Task details: Select the lines below containing the word "failure".

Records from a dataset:
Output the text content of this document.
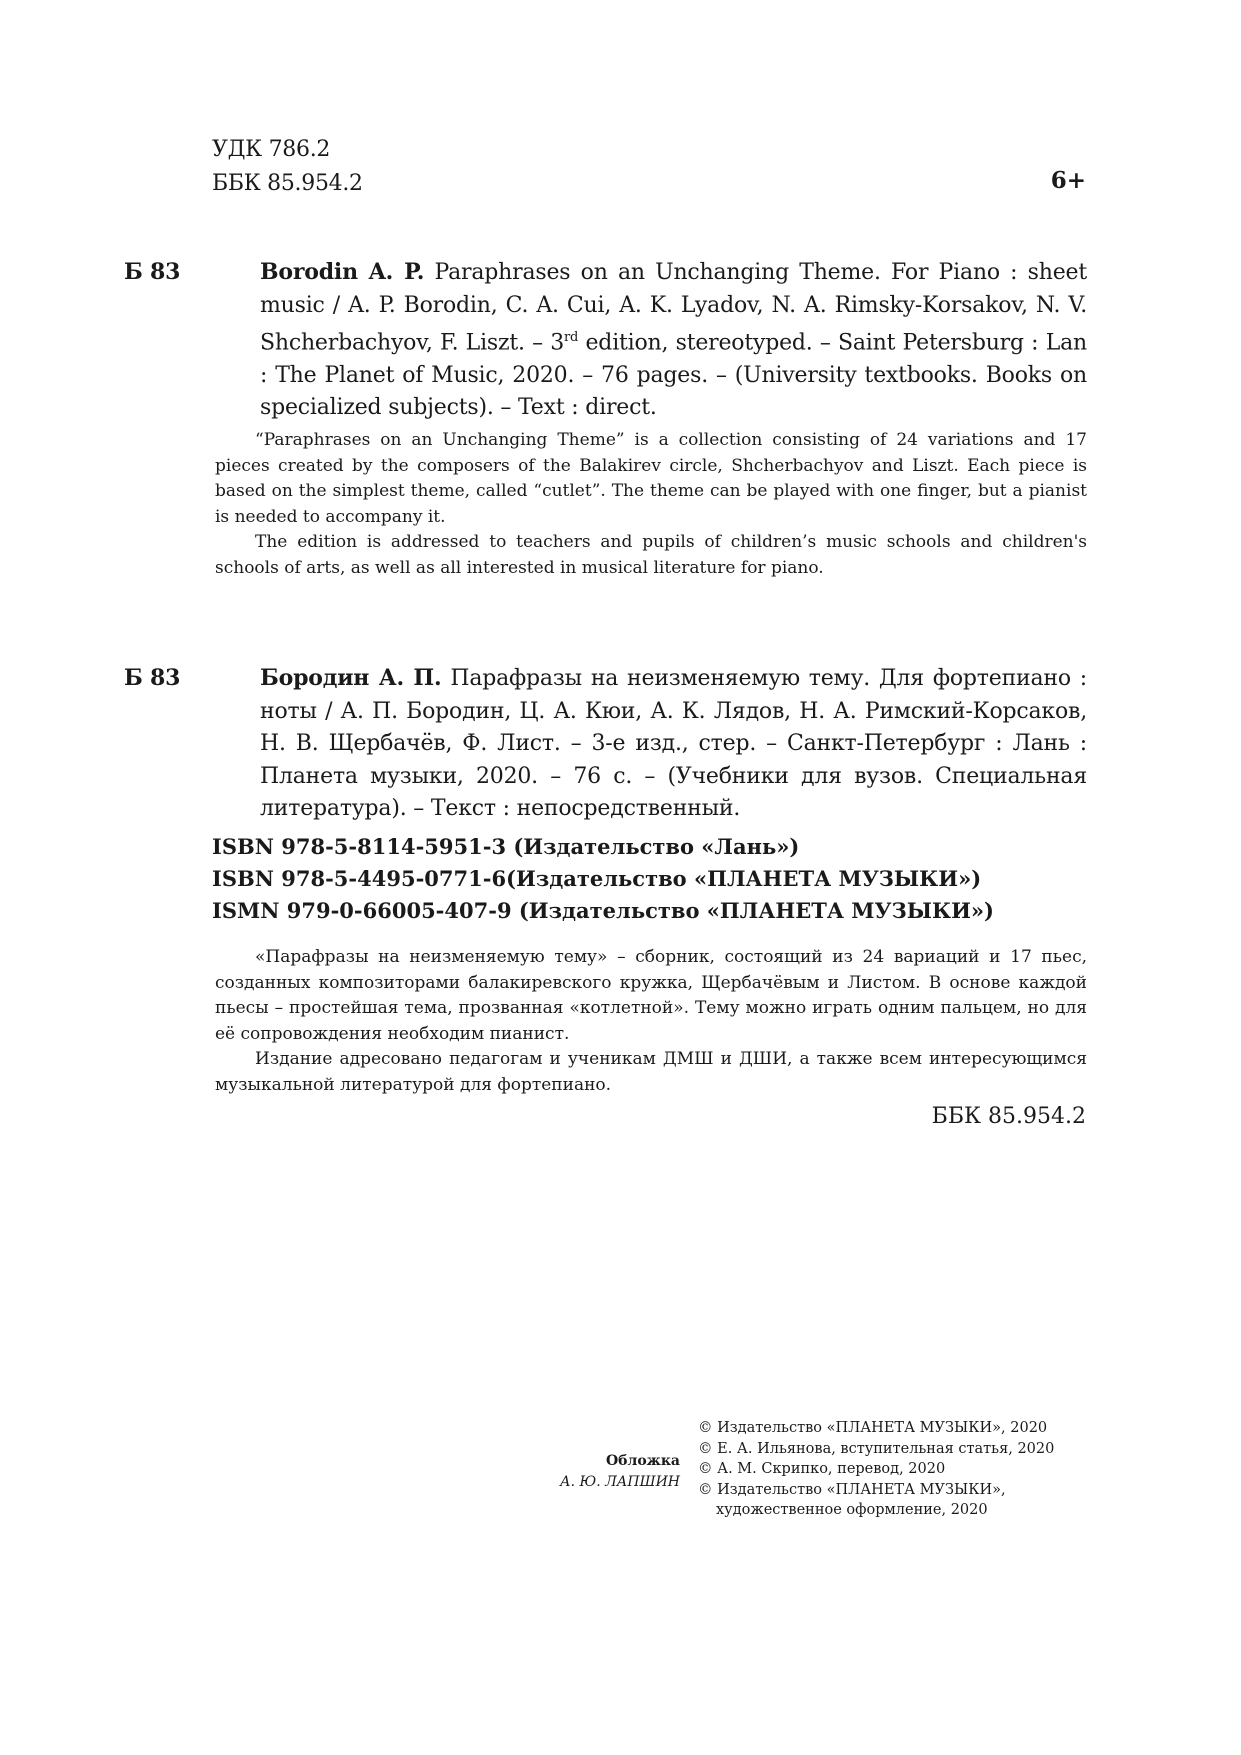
УДК 786.2
ББК 85.954.2	6+

Б 83	Borodin A. P. Paraphrases on an Unchanging Theme. For Piano : sheet music / A. P. Borodin, C. A. Cui, A. K. Lyadov, N. A. Rimsky-Korsakov, N. V. Shcherbachyov, F. Liszt. – 3rd edition, stereotyped. – Saint Petersburg : Lan : The Planet of Music, 2020. – 76 pages. – (University textbooks. Books on specialized subjects). – Text : direct.

“Paraphrases on an Unchanging Theme” is a collection consisting of 24 variations and 17 pieces created by the composers of the Balakirev circle, Shcherbachyov and Liszt. Each piece is based on the simplest theme, called “cutlet”. The theme can be played with one finger, but a pianist is needed to accompany it.

The edition is addressed to teachers and pupils of children’s music schools and children's schools of arts, as well as all interested in musical literature for piano.

Б 83	Бородин А. П. Парафразы на неизменяемую тему. Для фортепиано : ноты / А. П. Бородин, Ц. А. Кюи, А. К. Лядов, Н. А. Римский-Корсаков, Н. В. Щербачёв, Ф. Лист. – 3-е изд., стер. – Санкт-Петербург : Лань : Планета музыки, 2020. – 76 с. – (Учебники для вузов. Специальная литература). – Текст : непосредственный.

ISBN 978-5-8114-5951-3 (Издательство «Лань»)
ISBN 978-5-4495-0771-6(Издательство «ПЛАНЕТА МУЗЫКИ»)
ISMN 979-0-66005-407-9 (Издательство «ПЛАНЕТА МУЗЫКИ»)

«Парафразы на неизменяемую тему» – сборник, состоящий из 24 вариаций и 17 пьес, созданных композиторами балакиревского кружка, Щербачёвым и Листом. В основе каждой пьесы – простейшая тема, прозванная «котлетной». Тему можно играть одним пальцем, но для её сопровождения необходим пианист.

Издание адресовано педагогам и ученикам ДМШ и ДШИ, а также всем интересующимся музыкальной литературой для фортепиано.

ББК 85.954.2
Обложка
А. Ю. ЛАПШИН
© Издательство «ПЛАНЕТА МУЗЫКИ», 2020
© Е. А. Ильянова, вступительная статья, 2020
© А. М. Скрипко, перевод, 2020
© Издательство «ПЛАНЕТА МУЗЫКИ»,
художественное оформление, 2020
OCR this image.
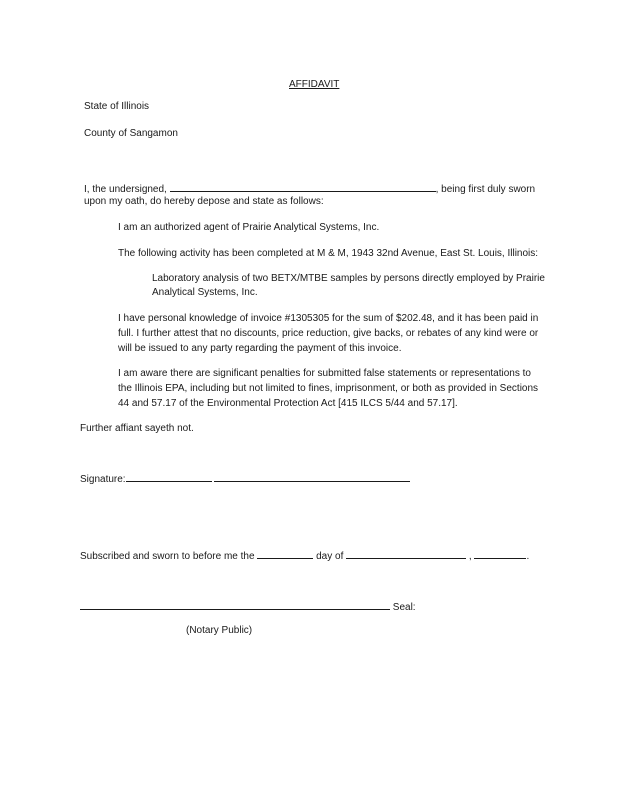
AFFIDAVIT
State of Illinois
County of Sangamon
I, the undersigned,	, being first duly sworn
upon my oath, do hereby depose and state as follows:
I am an authorized agent of Prairie Analytical Systems, Inc.
The following activity has been completed at M & M, 1943 32nd Avenue, East St. Louis, Illinois:
Laboratory analysis of two BETX/MTBE samples by persons directly employed by Prairie
Analytical Systems, Inc.
I have personal knowledge of invoice #1305305 for the sum of $202.48, and it has been paid in
full. I further attest that no discounts, price reduction, give backs, or rebates of any kind were or
will be issued to any party regarding the payment of this invoice.
I am aware there are significant penalties for submitted false statements or representations to
the Illinois EPA, including but not limited to fines, imprisonment, or both as provided in Sections
44 and 57.17 of the Environmental Protection Act [415 ILCS 5/44 and 57.17].
Further affiant sayeth not.
Signature:
Subscribed and sworn to before me the	day of	,	.
Seal:
(Notary Public)
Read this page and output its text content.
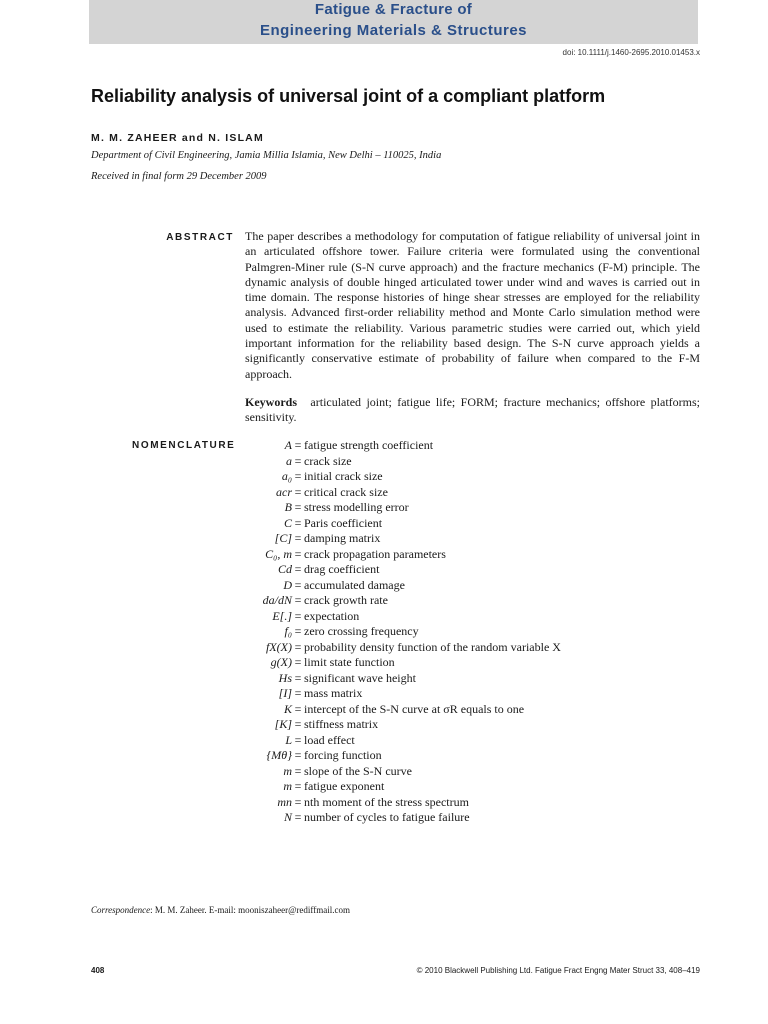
Fatigue & Fracture of
Engineering Materials & Structures
doi: 10.1111/j.1460-2695.2010.01453.x
Reliability analysis of universal joint of a compliant platform
M. M. ZAHEER and N. ISLAM
Department of Civil Engineering, Jamia Millia Islamia, New Delhi – 110025, India
Received in final form 29 December 2009
ABSTRACT The paper describes a methodology for computation of fatigue reliability of universal joint in an articulated offshore tower. Failure criteria were formulated using the conventional Palmgren-Miner rule (S-N curve approach) and the fracture mechanics (F-M) principle. The dynamic analysis of double hinged articulated tower under wind and waves is carried out in time domain. The response histories of hinge shear stresses are employed for the reliability analysis. Advanced first-order reliability method and Monte Carlo simulation method were used to estimate the reliability. Various parametric studies were carried out, which yield important information for the reliability based design. The S-N curve approach yields a significantly conservative estimate of probability of failure when compared to the F-M approach.
Keywords articulated joint; fatigue life; FORM; fracture mechanics; offshore platforms; sensitivity.
NOMENCLATURE	A = fatigue strength coefficient
a = crack size
a₀ = initial crack size
acr = critical crack size
B = stress modelling error
C = Paris coefficient
[C] = damping matrix
C₀, m = crack propagation parameters
Cd = drag coefficient
D = accumulated damage
da/dN = crack growth rate
E[.] = expectation
f₀ = zero crossing frequency
fX(X) = probability density function of the random variable X
g(X) = limit state function
Hs = significant wave height
[I] = mass matrix
K = intercept of the S-N curve at σR equals to one
[K] = stiffness matrix
L = load effect
{Mθ} = forcing function
m = slope of the S-N curve
m = fatigue exponent
mn = nth moment of the stress spectrum
N = number of cycles to fatigue failure
Correspondence: M. M. Zaheer. E-mail: mooniszaheer@rediffmail.com
408	© 2010 Blackwell Publishing Ltd. Fatigue Fract Engng Mater Struct 33, 408–419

Output below:
ABSTRACT The paper describes a methodology for computation of fatigue reliability of universal joint in an articulated offshore tower. Failure criteria were formulated using the conventional Palmgren-Miner rule (S-N curve approach) and the fracture mechanics (F-M) principle. The dynamic analysis of double hinged articulated tower under wind and waves is carried out in time domain. The response histories of hinge shear stresses are employed for the reliability analysis. Advanced first-order reliability method and Monte Carlo simulation method were used to estimate the reliability. Various parametric studies were carried out, which yield important information for the reliability based design. The S-N curve approach yields a significantly conservative estimate of probability of failure when compared to the F-M approach.
N = number of cycles to fatigue failure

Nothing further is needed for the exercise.